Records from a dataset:
+---+

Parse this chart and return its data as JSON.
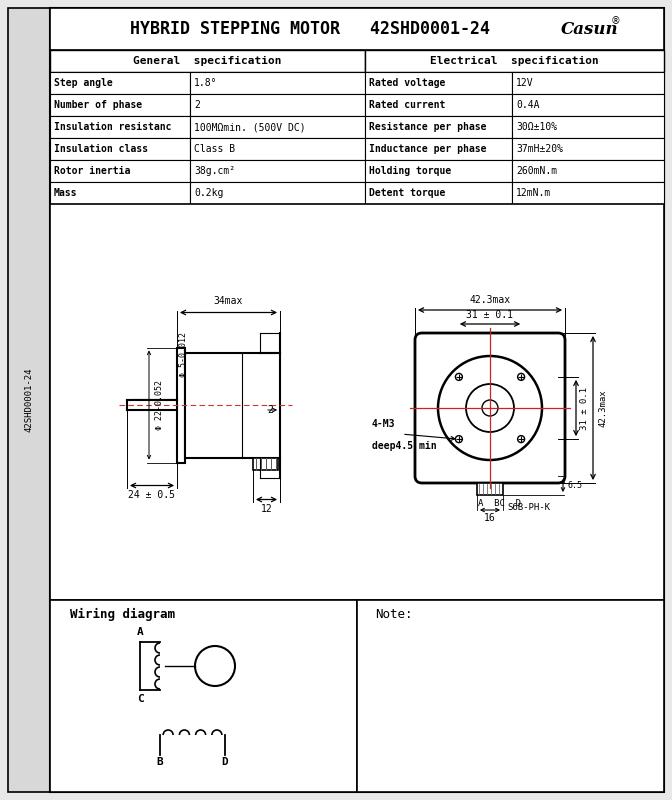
{
  "title": "HYBRID STEPPING MOTOR   42SHD0001-24",
  "brand": "Casun",
  "bg_color": "#e8e8e8",
  "paper_color": "#ffffff",
  "general_spec": {
    "headers": [
      "General  specification",
      "Electrical  specification"
    ],
    "rows": [
      [
        "Step angle",
        "1.8°",
        "Rated voltage",
        "12V"
      ],
      [
        "Number of phase",
        "2",
        "Rated current",
        "0.4A"
      ],
      [
        "Insulation resistanc",
        "100MΩmin. (500V DC)",
        "Resistance per phase",
        "30Ω±10%"
      ],
      [
        "Insulation class",
        "Class B",
        "Inductance per phase",
        "37mH±20%"
      ],
      [
        "Rotor inertia",
        "38g.cm²",
        "Holding torque",
        "260mN.m"
      ],
      [
        "Mass",
        "0.2kg",
        "Detent torque",
        "12mN.m"
      ]
    ]
  },
  "side_label": "42SHD0001-24",
  "wiring_title": "Wiring diagram",
  "note_label": "Note:"
}
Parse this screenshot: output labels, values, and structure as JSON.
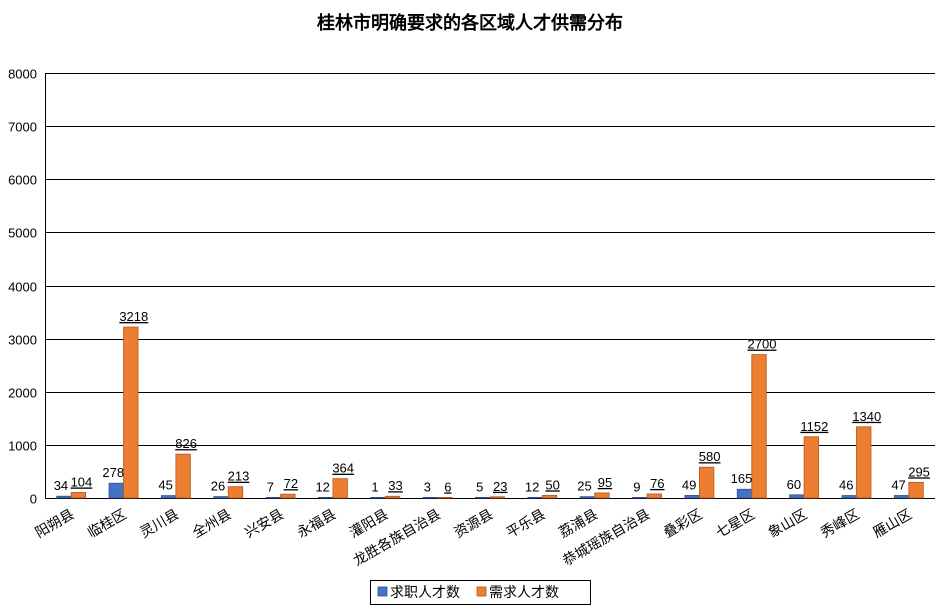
{
  "chart_data": {
    "type": "bar",
    "title": "桂林市明确要求的各区域人才供需分布",
    "xlabel": "",
    "ylabel": "",
    "categories": [
      "阳朔县",
      "临桂区",
      "灵川县",
      "全州县",
      "兴安县",
      "永福县",
      "灌阳县",
      "龙胜各族自治县",
      "资源县",
      "平乐县",
      "荔浦县",
      "恭城瑶族自治县",
      "叠彩区",
      "七星区",
      "象山区",
      "秀峰区",
      "雁山区"
    ],
    "series": [
      {
        "name": "求职人才数",
        "color": "#4472C4",
        "values": [
          34,
          278,
          45,
          26,
          7,
          12,
          1,
          3,
          5,
          12,
          25,
          9,
          49,
          165,
          60,
          46,
          47
        ]
      },
      {
        "name": "需求人才数",
        "color": "#ED7D31",
        "values": [
          104,
          3218,
          826,
          213,
          72,
          364,
          33,
          6,
          23,
          50,
          95,
          76,
          580,
          2700,
          1152,
          1340,
          295
        ]
      }
    ],
    "ylim": [
      0,
      8000
    ],
    "yticks": [
      0,
      1000,
      2000,
      3000,
      4000,
      5000,
      6000,
      7000,
      8000
    ],
    "grid": true,
    "legend": "bottom"
  }
}
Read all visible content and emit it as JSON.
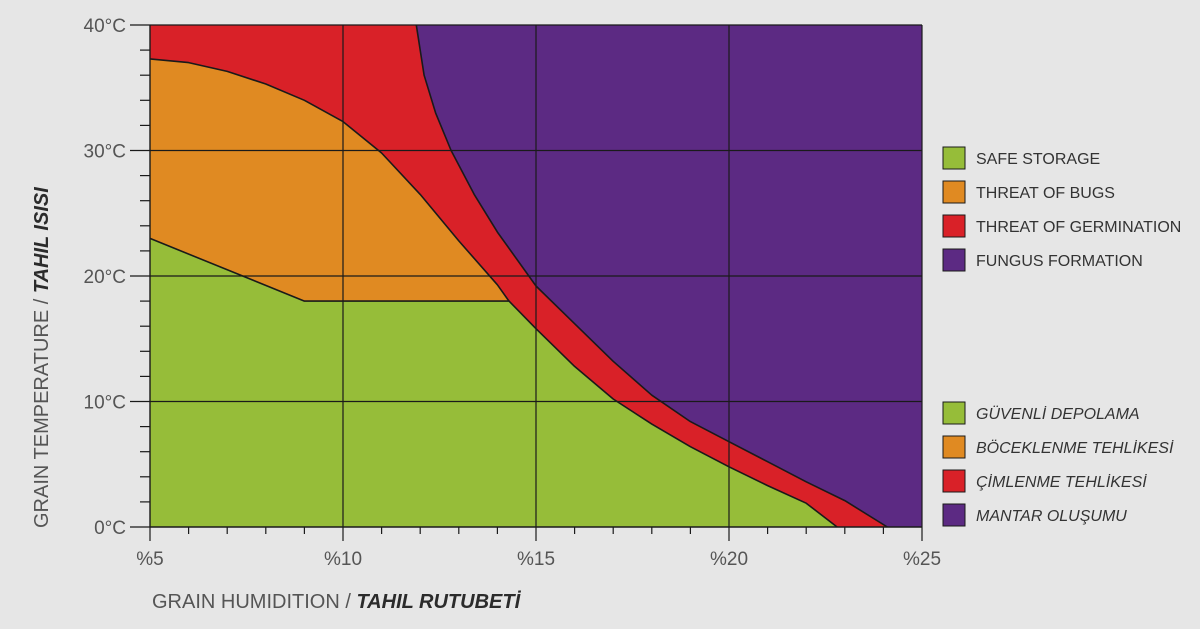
{
  "chart_data": {
    "type": "area",
    "title": "",
    "xlabel": "GRAIN HUMIDITION / ",
    "xlabel_bold": "TAHIL RUTUBETİ",
    "ylabel": "GRAIN TEMPERATURE / ",
    "ylabel_bold": "TAHIL ISISI",
    "x_unit": "%",
    "y_unit": "°C",
    "xlim": [
      5,
      25
    ],
    "ylim": [
      0,
      40
    ],
    "x_ticks": [
      {
        "value": 5,
        "label": "%5"
      },
      {
        "value": 10,
        "label": "%10"
      },
      {
        "value": 15,
        "label": "%15"
      },
      {
        "value": 20,
        "label": "%20"
      },
      {
        "value": 25,
        "label": "%25"
      }
    ],
    "y_ticks": [
      {
        "value": 0,
        "label": "0°C"
      },
      {
        "value": 10,
        "label": "10°C"
      },
      {
        "value": 20,
        "label": "20°C"
      },
      {
        "value": 30,
        "label": "30°C"
      },
      {
        "value": 40,
        "label": "40°C"
      }
    ],
    "x_minor_step": 1,
    "y_minor_step": 2,
    "grid": true,
    "legend_position": "right",
    "colors": {
      "safe": "#96bd39",
      "bugs": "#e08a22",
      "germination": "#d92128",
      "fungus": "#5c2a83",
      "background": "#e6e6e6",
      "line": "#1a1a1a"
    },
    "boundaries": {
      "safe_upper": [
        [
          5,
          23
        ],
        [
          9,
          18
        ],
        [
          14.3,
          18
        ],
        [
          15,
          15.8
        ],
        [
          16,
          12.8
        ],
        [
          17,
          10.2
        ],
        [
          18,
          8.2
        ],
        [
          19,
          6.4
        ],
        [
          20,
          4.8
        ],
        [
          21,
          3.3
        ],
        [
          22,
          1.9
        ],
        [
          22.8,
          0
        ]
      ],
      "bugs_upper": [
        [
          5,
          37.3
        ],
        [
          6,
          37
        ],
        [
          7,
          36.3
        ],
        [
          8,
          35.3
        ],
        [
          9,
          34
        ],
        [
          10,
          32.3
        ],
        [
          11,
          29.8
        ],
        [
          12,
          26.5
        ],
        [
          13,
          22.8
        ],
        [
          14,
          19.3
        ],
        [
          14.3,
          18
        ]
      ],
      "germination_upper": [
        [
          11.9,
          40
        ],
        [
          12.1,
          36
        ],
        [
          12.4,
          33
        ],
        [
          12.8,
          30
        ],
        [
          13.4,
          26.5
        ],
        [
          14,
          23.5
        ],
        [
          15,
          19.2
        ],
        [
          16,
          16.2
        ],
        [
          17,
          13.2
        ],
        [
          18,
          10.5
        ],
        [
          19,
          8.4
        ],
        [
          20,
          6.8
        ],
        [
          21,
          5.2
        ],
        [
          22,
          3.6
        ],
        [
          23,
          2.1
        ],
        [
          24.1,
          0
        ]
      ]
    },
    "series": [
      {
        "name": "SAFE STORAGE",
        "name_tr": "GÜVENLİ DEPOLAMA",
        "color": "#96bd39"
      },
      {
        "name": "THREAT OF BUGS",
        "name_tr": "BÖCEKLENME TEHLİKESİ",
        "color": "#e08a22"
      },
      {
        "name": "THREAT OF GERMINATION",
        "name_tr": "ÇİMLENME TEHLİKESİ",
        "color": "#d92128"
      },
      {
        "name": "FUNGUS FORMATION",
        "name_tr": "MANTAR OLUŞUMU",
        "color": "#5c2a83"
      }
    ]
  }
}
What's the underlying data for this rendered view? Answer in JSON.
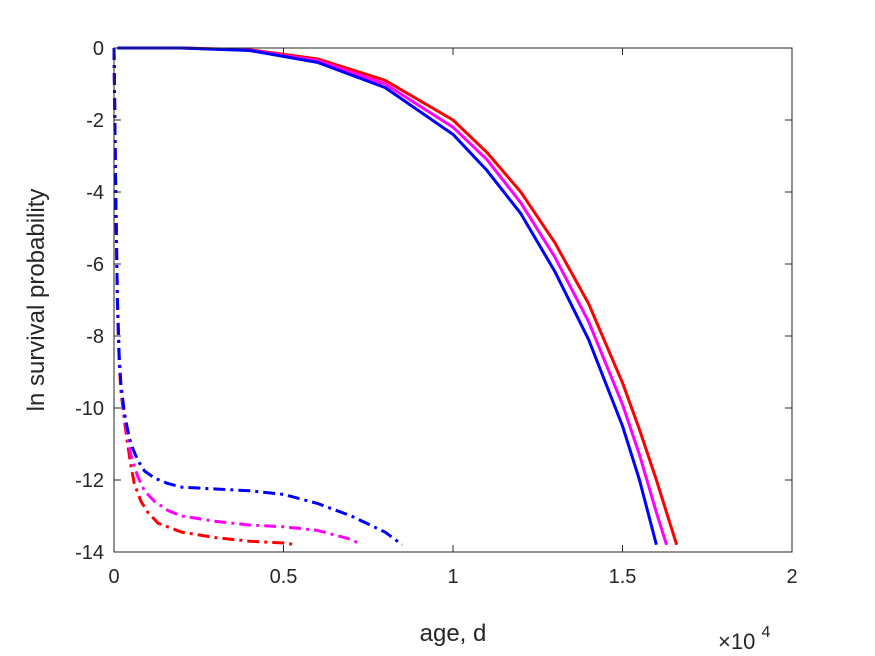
{
  "chart_data": {
    "type": "line",
    "xlabel": "age, d",
    "ylabel": "ln survival probability",
    "x_multiplier": "×10",
    "x_multiplier_exp": "4",
    "xlim": [
      0,
      2
    ],
    "ylim": [
      -14,
      0
    ],
    "xticks": [
      "0",
      "0.5",
      "1",
      "1.5",
      "2"
    ],
    "yticks": [
      "0",
      "-2",
      "-4",
      "-6",
      "-8",
      "-10",
      "-12",
      "-14"
    ],
    "grid": false,
    "series": [
      {
        "color": "#ff0000",
        "style": "solid",
        "x": [
          0.01,
          0.2,
          0.4,
          0.6,
          0.8,
          1.0,
          1.1,
          1.2,
          1.3,
          1.4,
          1.5,
          1.55,
          1.6,
          1.66
        ],
        "y": [
          0,
          0,
          -0.05,
          -0.3,
          -0.9,
          -2.0,
          -2.9,
          -4.0,
          -5.4,
          -7.1,
          -9.3,
          -10.6,
          -12.0,
          -13.8
        ]
      },
      {
        "color": "#ff00ff",
        "style": "solid",
        "x": [
          0.01,
          0.2,
          0.4,
          0.6,
          0.8,
          1.0,
          1.1,
          1.2,
          1.3,
          1.4,
          1.5,
          1.55,
          1.6,
          1.63
        ],
        "y": [
          0,
          0,
          -0.06,
          -0.35,
          -1.0,
          -2.2,
          -3.1,
          -4.3,
          -5.8,
          -7.6,
          -9.9,
          -11.3,
          -12.9,
          -13.8
        ]
      },
      {
        "color": "#0000ff",
        "style": "solid",
        "x": [
          0.01,
          0.2,
          0.4,
          0.6,
          0.8,
          1.0,
          1.1,
          1.2,
          1.3,
          1.4,
          1.5,
          1.55,
          1.6
        ],
        "y": [
          0,
          0,
          -0.07,
          -0.4,
          -1.1,
          -2.4,
          -3.4,
          -4.6,
          -6.2,
          -8.1,
          -10.5,
          -12.0,
          -13.8
        ]
      },
      {
        "color": "#ff0000",
        "style": "dashdot",
        "x": [
          0.0,
          0.005,
          0.01,
          0.015,
          0.02,
          0.03,
          0.04,
          0.05,
          0.06,
          0.08,
          0.1,
          0.13,
          0.2,
          0.3,
          0.4,
          0.5,
          0.54
        ],
        "y": [
          0,
          -4,
          -7,
          -8.7,
          -9.5,
          -10.3,
          -11.0,
          -11.6,
          -12.1,
          -12.6,
          -12.9,
          -13.2,
          -13.45,
          -13.6,
          -13.7,
          -13.75,
          -13.8
        ]
      },
      {
        "color": "#ff00ff",
        "style": "dashdot",
        "x": [
          0.0,
          0.005,
          0.01,
          0.015,
          0.02,
          0.03,
          0.04,
          0.05,
          0.07,
          0.09,
          0.12,
          0.16,
          0.2,
          0.3,
          0.4,
          0.5,
          0.6,
          0.7,
          0.73
        ],
        "y": [
          0,
          -4,
          -7,
          -8.6,
          -9.4,
          -10.2,
          -10.8,
          -11.3,
          -11.9,
          -12.3,
          -12.6,
          -12.85,
          -13.0,
          -13.15,
          -13.25,
          -13.3,
          -13.4,
          -13.65,
          -13.8
        ]
      },
      {
        "color": "#0000ff",
        "style": "dashdot",
        "x": [
          0.0,
          0.005,
          0.01,
          0.015,
          0.02,
          0.03,
          0.04,
          0.05,
          0.07,
          0.09,
          0.12,
          0.16,
          0.2,
          0.3,
          0.4,
          0.5,
          0.6,
          0.7,
          0.8,
          0.85
        ],
        "y": [
          0,
          -4,
          -7,
          -8.5,
          -9.3,
          -10.1,
          -10.6,
          -11.0,
          -11.45,
          -11.75,
          -11.95,
          -12.1,
          -12.2,
          -12.25,
          -12.3,
          -12.4,
          -12.65,
          -13.0,
          -13.45,
          -13.8
        ]
      }
    ]
  }
}
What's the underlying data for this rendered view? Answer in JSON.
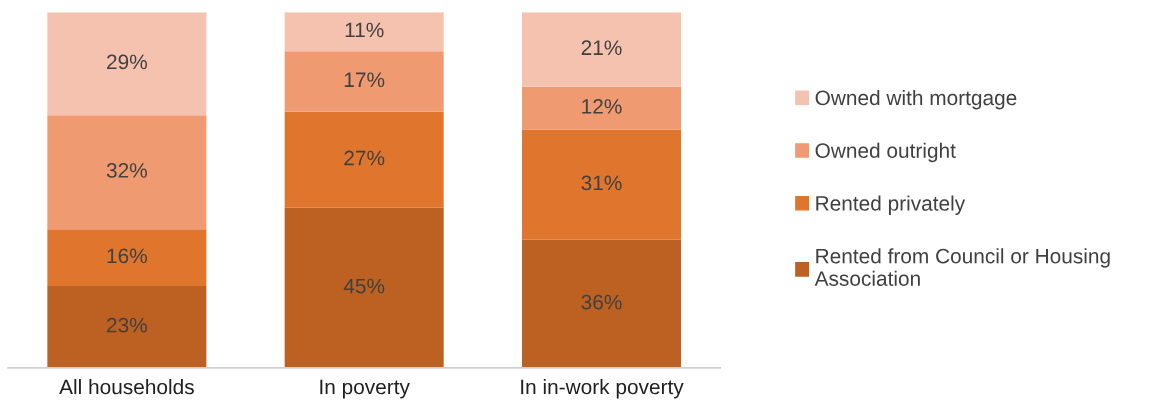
{
  "chart_data": {
    "type": "bar",
    "stacked": true,
    "categories": [
      "All households",
      "In poverty",
      "In in-work poverty"
    ],
    "series": [
      {
        "name": "Rented from Council or Housing Association",
        "color": "#bc6122",
        "values": [
          23,
          45,
          36
        ],
        "value_labels": [
          "23%",
          "45%",
          "36%"
        ]
      },
      {
        "name": "Rented privately",
        "color": "#e0762e",
        "values": [
          16,
          27,
          31
        ],
        "value_labels": [
          "16%",
          "27%",
          "31%"
        ]
      },
      {
        "name": "Owned outright",
        "color": "#f09a72",
        "values": [
          32,
          17,
          12
        ],
        "value_labels": [
          "32%",
          "17%",
          "12%"
        ]
      },
      {
        "name": "Owned with mortgage",
        "color": "#f6c2b0",
        "values": [
          29,
          11,
          21
        ],
        "value_labels": [
          "29%",
          "11%",
          "21%"
        ]
      }
    ],
    "tick_labels": "x",
    "legend": "right",
    "grid": false
  }
}
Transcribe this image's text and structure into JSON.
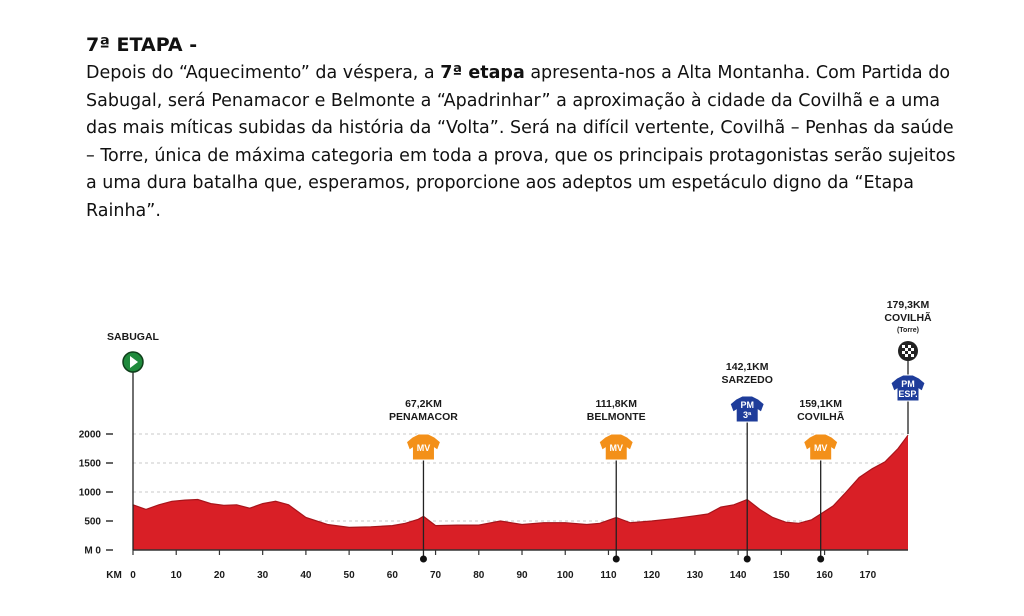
{
  "title": "7ª ETAPA -",
  "paragraph": {
    "before": "Depois do “Aquecimento” da véspera, a ",
    "bold": "7ª etapa",
    "after": " apresenta-nos a Alta Montanha. Com Partida do Sabugal, será Penamacor e Belmonte a “Apadrinhar” a aproximação à cidade da Covilhã e a uma das mais míticas subidas da história da “Volta”. Será na difícil vertente, Covilhã – Penhas da saúde – Torre, única de máxima categoria em toda a prova, que os principais protagonistas serão sujeitos a uma dura batalha que, esperamos, proporcione aos adeptos um espetáculo digno da “Etapa Rainha”."
  },
  "colors": {
    "profile_fill": "#d91f26",
    "profile_dark": "#a8141a",
    "mv_orange": "#f39019",
    "pm_blue": "#1e3c9a",
    "start_green": "#1f8a3c"
  },
  "chart_data": {
    "type": "area",
    "xlabel": "KM",
    "ylabel": "M",
    "xlim": [
      0,
      179.3
    ],
    "ylim": [
      0,
      2000
    ],
    "x_ticks": [
      0,
      10,
      20,
      30,
      40,
      50,
      60,
      70,
      80,
      90,
      100,
      110,
      120,
      130,
      140,
      150,
      160,
      170
    ],
    "y_ticks": [
      0,
      500,
      1000,
      1500,
      2000
    ],
    "start": {
      "label": "SABUGAL",
      "km": 0
    },
    "finish": {
      "km_label": "179,3KM",
      "place": "COVILHÃ",
      "sub": "(Torre)",
      "km": 179.3,
      "jersey_text": [
        "PM",
        "ESP."
      ]
    },
    "waypoints": [
      {
        "km_label": "67,2KM",
        "place": "PENAMACOR",
        "km": 67.2,
        "kind": "MV",
        "jersey_text": [
          "MV"
        ]
      },
      {
        "km_label": "111,8KM",
        "place": "BELMONTE",
        "km": 111.8,
        "kind": "MV",
        "jersey_text": [
          "MV"
        ]
      },
      {
        "km_label": "142,1KM",
        "place": "SARZEDO",
        "km": 142.1,
        "kind": "PM",
        "jersey_text": [
          "PM",
          "3ª"
        ]
      },
      {
        "km_label": "159,1KM",
        "place": "COVILHÃ",
        "km": 159.1,
        "kind": "MV",
        "jersey_text": [
          "MV"
        ]
      }
    ],
    "series": [
      {
        "x": [
          0,
          3,
          6,
          9,
          12,
          15,
          18,
          21,
          24,
          27,
          30,
          33,
          36,
          40,
          45,
          50,
          55,
          60,
          63,
          66,
          67.2,
          70,
          75,
          80,
          85,
          90,
          95,
          100,
          105,
          108,
          111.8,
          115,
          120,
          125,
          130,
          133,
          136,
          139,
          142.1,
          145,
          148,
          151,
          154,
          157,
          159.1,
          162,
          165,
          168,
          171,
          174,
          177,
          179.3
        ],
        "y": [
          780,
          700,
          780,
          840,
          860,
          870,
          800,
          770,
          780,
          720,
          800,
          840,
          780,
          560,
          440,
          390,
          400,
          420,
          460,
          530,
          580,
          420,
          430,
          430,
          500,
          440,
          470,
          470,
          440,
          460,
          560,
          470,
          500,
          540,
          590,
          620,
          740,
          780,
          870,
          700,
          560,
          480,
          460,
          520,
          620,
          760,
          1000,
          1250,
          1400,
          1520,
          1750,
          1980
        ]
      }
    ]
  }
}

+---+

**Instructions to follow:**
Review the preceding data and report every line that includes the string "TEHLİKESİ".

**Correct response:**
        "name_tr": "BÖCEKLENME TEHLİKESİ",
        "name_tr": "ÇİMLENME TEHLİKESİ",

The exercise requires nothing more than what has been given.